**What you have to do**
Copy the data that follows exactly. Include no pictures.

**Entries provided**
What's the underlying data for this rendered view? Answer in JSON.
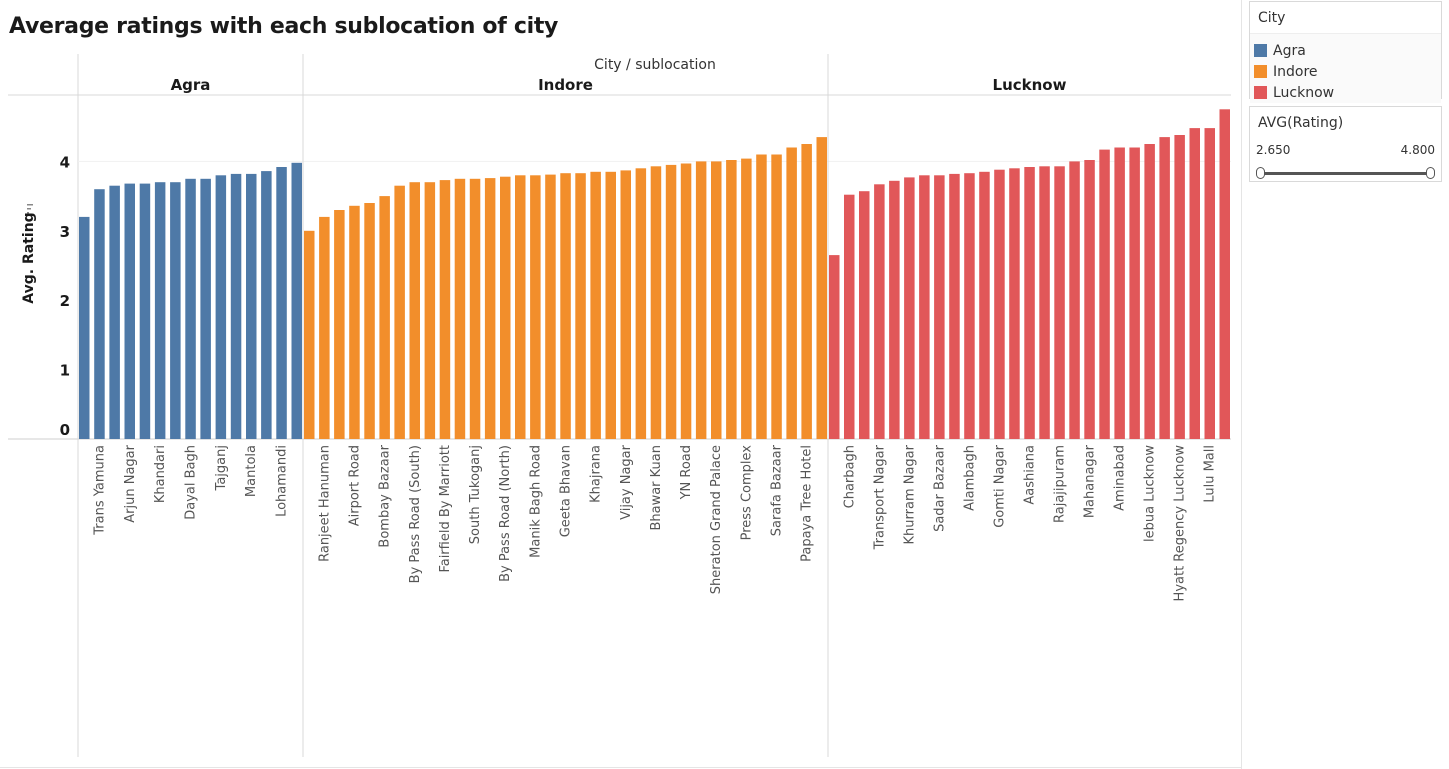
{
  "title": "Average ratings with each sublocation of city",
  "legend": {
    "title": "City",
    "items": [
      {
        "label": "Agra",
        "color": "#4e79a7"
      },
      {
        "label": "Indore",
        "color": "#f28e2b"
      },
      {
        "label": "Lucknow",
        "color": "#e15759"
      }
    ]
  },
  "filter": {
    "title": "AVG(Rating)",
    "min": "2.650",
    "max": "4.800"
  },
  "chart_data": {
    "type": "bar",
    "title": "Average ratings with each sublocation of city",
    "column_header": "City / sublocation",
    "ylabel": "Avg. Rating",
    "ylim": [
      0,
      4.8
    ],
    "yticks": [
      "0",
      "1",
      "2",
      "3",
      "4"
    ],
    "grid": false,
    "legend_position": "top-right",
    "groups": [
      {
        "name": "Agra",
        "color": "#4e79a7",
        "bars": [
          {
            "label": "",
            "value": 3.2
          },
          {
            "label": "Trans Yamuna",
            "value": 3.6
          },
          {
            "label": "",
            "value": 3.65
          },
          {
            "label": "Arjun Nagar",
            "value": 3.68
          },
          {
            "label": "",
            "value": 3.68
          },
          {
            "label": "Khandari",
            "value": 3.7
          },
          {
            "label": "",
            "value": 3.7
          },
          {
            "label": "Dayal Bagh",
            "value": 3.75
          },
          {
            "label": "",
            "value": 3.75
          },
          {
            "label": "Tajganj",
            "value": 3.8
          },
          {
            "label": "",
            "value": 3.82
          },
          {
            "label": "Mantola",
            "value": 3.82
          },
          {
            "label": "",
            "value": 3.86
          },
          {
            "label": "Lohamandi",
            "value": 3.92
          },
          {
            "label": "",
            "value": 3.98
          }
        ]
      },
      {
        "name": "Indore",
        "color": "#f28e2b",
        "bars": [
          {
            "label": "",
            "value": 3.0
          },
          {
            "label": "Ranjeet Hanuman",
            "value": 3.2
          },
          {
            "label": "",
            "value": 3.3
          },
          {
            "label": "Airport Road",
            "value": 3.36
          },
          {
            "label": "",
            "value": 3.4
          },
          {
            "label": "Bombay Bazaar",
            "value": 3.5
          },
          {
            "label": "",
            "value": 3.65
          },
          {
            "label": "By Pass Road (South)",
            "value": 3.7
          },
          {
            "label": "",
            "value": 3.7
          },
          {
            "label": "Fairfield By Marriott",
            "value": 3.73
          },
          {
            "label": "",
            "value": 3.75
          },
          {
            "label": "South Tukoganj",
            "value": 3.75
          },
          {
            "label": "",
            "value": 3.76
          },
          {
            "label": "By Pass Road (North)",
            "value": 3.78
          },
          {
            "label": "",
            "value": 3.8
          },
          {
            "label": "Manik Bagh Road",
            "value": 3.8
          },
          {
            "label": "",
            "value": 3.81
          },
          {
            "label": "Geeta Bhavan",
            "value": 3.83
          },
          {
            "label": "",
            "value": 3.83
          },
          {
            "label": "Khajrana",
            "value": 3.85
          },
          {
            "label": "",
            "value": 3.85
          },
          {
            "label": "Vijay Nagar",
            "value": 3.87
          },
          {
            "label": "",
            "value": 3.9
          },
          {
            "label": "Bhawar Kuan",
            "value": 3.93
          },
          {
            "label": "",
            "value": 3.95
          },
          {
            "label": "YN Road",
            "value": 3.97
          },
          {
            "label": "",
            "value": 4.0
          },
          {
            "label": "Sheraton Grand Palace",
            "value": 4.0
          },
          {
            "label": "",
            "value": 4.02
          },
          {
            "label": "Press Complex",
            "value": 4.04
          },
          {
            "label": "",
            "value": 4.1
          },
          {
            "label": "Sarafa Bazaar",
            "value": 4.1
          },
          {
            "label": "",
            "value": 4.2
          },
          {
            "label": "Papaya Tree Hotel",
            "value": 4.25
          },
          {
            "label": "",
            "value": 4.35
          }
        ]
      },
      {
        "name": "Lucknow",
        "color": "#e15759",
        "bars": [
          {
            "label": "",
            "value": 2.65
          },
          {
            "label": "Charbagh",
            "value": 3.52
          },
          {
            "label": "",
            "value": 3.57
          },
          {
            "label": "Transport Nagar",
            "value": 3.67
          },
          {
            "label": "",
            "value": 3.72
          },
          {
            "label": "Khurram Nagar",
            "value": 3.77
          },
          {
            "label": "",
            "value": 3.8
          },
          {
            "label": "Sadar Bazaar",
            "value": 3.8
          },
          {
            "label": "",
            "value": 3.82
          },
          {
            "label": "Alambagh",
            "value": 3.83
          },
          {
            "label": "",
            "value": 3.85
          },
          {
            "label": "Gomti Nagar",
            "value": 3.88
          },
          {
            "label": "",
            "value": 3.9
          },
          {
            "label": "Aashiana",
            "value": 3.92
          },
          {
            "label": "",
            "value": 3.93
          },
          {
            "label": "Rajajipuram",
            "value": 3.93
          },
          {
            "label": "",
            "value": 4.0
          },
          {
            "label": "Mahanagar",
            "value": 4.02
          },
          {
            "label": "",
            "value": 4.17
          },
          {
            "label": "Aminabad",
            "value": 4.2
          },
          {
            "label": "",
            "value": 4.2
          },
          {
            "label": "lebua Lucknow",
            "value": 4.25
          },
          {
            "label": "",
            "value": 4.35
          },
          {
            "label": "Hyatt Regency Lucknow",
            "value": 4.38
          },
          {
            "label": "",
            "value": 4.48
          },
          {
            "label": "Lulu Mall",
            "value": 4.48
          },
          {
            "label": "",
            "value": 4.75
          }
        ]
      }
    ]
  }
}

**Result of this task**
What's the underlying data for this rendered view? Answer in JSON.
{
  "title": "Average ratings with each sublocation of city",
  "legend": {
    "title": "City",
    "items": [
      {
        "label": "Agra",
        "color": "#4e79a7"
      },
      {
        "label": "Indore",
        "color": "#f28e2b"
      },
      {
        "label": "Lucknow",
        "color": "#e15759"
      }
    ]
  },
  "filter": {
    "title": "AVG(Rating)",
    "min": "2.650",
    "max": "4.800"
  },
  "chart_data": {
    "type": "bar",
    "title": "Average ratings with each sublocation of city",
    "column_header": "City / sublocation",
    "ylabel": "Avg. Rating",
    "ylim": [
      0,
      4.8
    ],
    "yticks": [
      "0",
      "1",
      "2",
      "3",
      "4"
    ],
    "grid": false,
    "legend_position": "top-right",
    "groups": [
      {
        "name": "Agra",
        "color": "#4e79a7",
        "bars": [
          {
            "label": "",
            "value": 3.2
          },
          {
            "label": "Trans Yamuna",
            "value": 3.6
          },
          {
            "label": "",
            "value": 3.65
          },
          {
            "label": "Arjun Nagar",
            "value": 3.68
          },
          {
            "label": "",
            "value": 3.68
          },
          {
            "label": "Khandari",
            "value": 3.7
          },
          {
            "label": "",
            "value": 3.7
          },
          {
            "label": "Dayal Bagh",
            "value": 3.75
          },
          {
            "label": "",
            "value": 3.75
          },
          {
            "label": "Tajganj",
            "value": 3.8
          },
          {
            "label": "",
            "value": 3.82
          },
          {
            "label": "Mantola",
            "value": 3.82
          },
          {
            "label": "",
            "value": 3.86
          },
          {
            "label": "Lohamandi",
            "value": 3.92
          },
          {
            "label": "",
            "value": 3.98
          }
        ]
      },
      {
        "name": "Indore",
        "color": "#f28e2b",
        "bars": [
          {
            "label": "",
            "value": 3.0
          },
          {
            "label": "Ranjeet Hanuman",
            "value": 3.2
          },
          {
            "label": "",
            "value": 3.3
          },
          {
            "label": "Airport Road",
            "value": 3.36
          },
          {
            "label": "",
            "value": 3.4
          },
          {
            "label": "Bombay Bazaar",
            "value": 3.5
          },
          {
            "label": "",
            "value": 3.65
          },
          {
            "label": "By Pass Road (South)",
            "value": 3.7
          },
          {
            "label": "",
            "value": 3.7
          },
          {
            "label": "Fairfield By Marriott",
            "value": 3.73
          },
          {
            "label": "",
            "value": 3.75
          },
          {
            "label": "South Tukoganj",
            "value": 3.75
          },
          {
            "label": "",
            "value": 3.76
          },
          {
            "label": "By Pass Road (North)",
            "value": 3.78
          },
          {
            "label": "",
            "value": 3.8
          },
          {
            "label": "Manik Bagh Road",
            "value": 3.8
          },
          {
            "label": "",
            "value": 3.81
          },
          {
            "label": "Geeta Bhavan",
            "value": 3.83
          },
          {
            "label": "",
            "value": 3.83
          },
          {
            "label": "Khajrana",
            "value": 3.85
          },
          {
            "label": "",
            "value": 3.85
          },
          {
            "label": "Vijay Nagar",
            "value": 3.87
          },
          {
            "label": "",
            "value": 3.9
          },
          {
            "label": "Bhawar Kuan",
            "value": 3.93
          },
          {
            "label": "",
            "value": 3.95
          },
          {
            "label": "YN Road",
            "value": 3.97
          },
          {
            "label": "",
            "value": 4.0
          },
          {
            "label": "Sheraton Grand Palace",
            "value": 4.0
          },
          {
            "label": "",
            "value": 4.02
          },
          {
            "label": "Press Complex",
            "value": 4.04
          },
          {
            "label": "",
            "value": 4.1
          },
          {
            "label": "Sarafa Bazaar",
            "value": 4.1
          },
          {
            "label": "",
            "value": 4.2
          },
          {
            "label": "Papaya Tree Hotel",
            "value": 4.25
          },
          {
            "label": "",
            "value": 4.35
          }
        ]
      },
      {
        "name": "Lucknow",
        "color": "#e15759",
        "bars": [
          {
            "label": "",
            "value": 2.65
          },
          {
            "label": "Charbagh",
            "value": 3.52
          },
          {
            "label": "",
            "value": 3.57
          },
          {
            "label": "Transport Nagar",
            "value": 3.67
          },
          {
            "label": "",
            "value": 3.72
          },
          {
            "label": "Khurram Nagar",
            "value": 3.77
          },
          {
            "label": "",
            "value": 3.8
          },
          {
            "label": "Sadar Bazaar",
            "value": 3.8
          },
          {
            "label": "",
            "value": 3.82
          },
          {
            "label": "Alambagh",
            "value": 3.83
          },
          {
            "label": "",
            "value": 3.85
          },
          {
            "label": "Gomti Nagar",
            "value": 3.88
          },
          {
            "label": "",
            "value": 3.9
          },
          {
            "label": "Aashiana",
            "value": 3.92
          },
          {
            "label": "",
            "value": 3.93
          },
          {
            "label": "Rajajipuram",
            "value": 3.93
          },
          {
            "label": "",
            "value": 4.0
          },
          {
            "label": "Mahanagar",
            "value": 4.02
          },
          {
            "label": "",
            "value": 4.17
          },
          {
            "label": "Aminabad",
            "value": 4.2
          },
          {
            "label": "",
            "value": 4.2
          },
          {
            "label": "lebua Lucknow",
            "value": 4.25
          },
          {
            "label": "",
            "value": 4.35
          },
          {
            "label": "Hyatt Regency Lucknow",
            "value": 4.38
          },
          {
            "label": "",
            "value": 4.48
          },
          {
            "label": "Lulu Mall",
            "value": 4.48
          },
          {
            "label": "",
            "value": 4.75
          }
        ]
      }
    ]
  }
}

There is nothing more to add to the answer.